**WHAT YOU ARE ASKED TO DO**: Transcribe all of the material exactly.

**RECORDS FOR THE EXERCISE**:

###

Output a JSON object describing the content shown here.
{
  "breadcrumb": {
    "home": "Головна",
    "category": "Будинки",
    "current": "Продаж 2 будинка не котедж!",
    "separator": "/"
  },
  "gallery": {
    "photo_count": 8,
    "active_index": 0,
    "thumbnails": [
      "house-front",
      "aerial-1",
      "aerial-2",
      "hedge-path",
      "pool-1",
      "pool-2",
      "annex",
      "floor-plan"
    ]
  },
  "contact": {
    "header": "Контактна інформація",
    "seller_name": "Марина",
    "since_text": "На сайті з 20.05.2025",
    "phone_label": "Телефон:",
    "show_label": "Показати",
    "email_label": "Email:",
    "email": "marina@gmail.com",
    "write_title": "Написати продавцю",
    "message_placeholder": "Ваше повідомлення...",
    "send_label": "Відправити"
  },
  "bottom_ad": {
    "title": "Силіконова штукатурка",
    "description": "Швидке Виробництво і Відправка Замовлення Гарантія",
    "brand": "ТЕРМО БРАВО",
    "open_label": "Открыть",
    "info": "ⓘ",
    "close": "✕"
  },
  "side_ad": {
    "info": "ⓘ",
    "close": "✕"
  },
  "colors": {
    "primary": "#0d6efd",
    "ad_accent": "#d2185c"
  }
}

###

**TASK ANSWER**:
Output a JSON object describing the content shown here.
{
  "breadcrumb": {
    "home": "Головна",
    "category": "Будинки",
    "current": "Продаж 2 будинка не котедж!",
    "separator": "/"
  },
  "gallery": {
    "photo_count": 8,
    "active_index": 0,
    "thumbnails": [
      "house-front",
      "aerial-1",
      "aerial-2",
      "hedge-path",
      "pool-1",
      "pool-2",
      "annex",
      "floor-plan"
    ]
  },
  "contact": {
    "header": "Контактна інформація",
    "seller_name": "Марина",
    "since_text": "На сайті з 20.05.2025",
    "phone_label": "Телефон:",
    "show_label": "Показати",
    "email_label": "Email:",
    "email": "marina@gmail.com",
    "write_title": "Написати продавцю",
    "message_placeholder": "Ваше повідомлення...",
    "send_label": "Відправити"
  },
  "bottom_ad": {
    "title": "Силіконова штукатурка",
    "description": "Швидке Виробництво і Відправка Замовлення Гарантія",
    "brand": "ТЕРМО БРАВО",
    "open_label": "Открыть",
    "info": "ⓘ",
    "close": "✕"
  },
  "side_ad": {
    "info": "ⓘ",
    "close": "✕"
  },
  "colors": {
    "primary": "#0d6efd",
    "ad_accent": "#d2185c"
  }
}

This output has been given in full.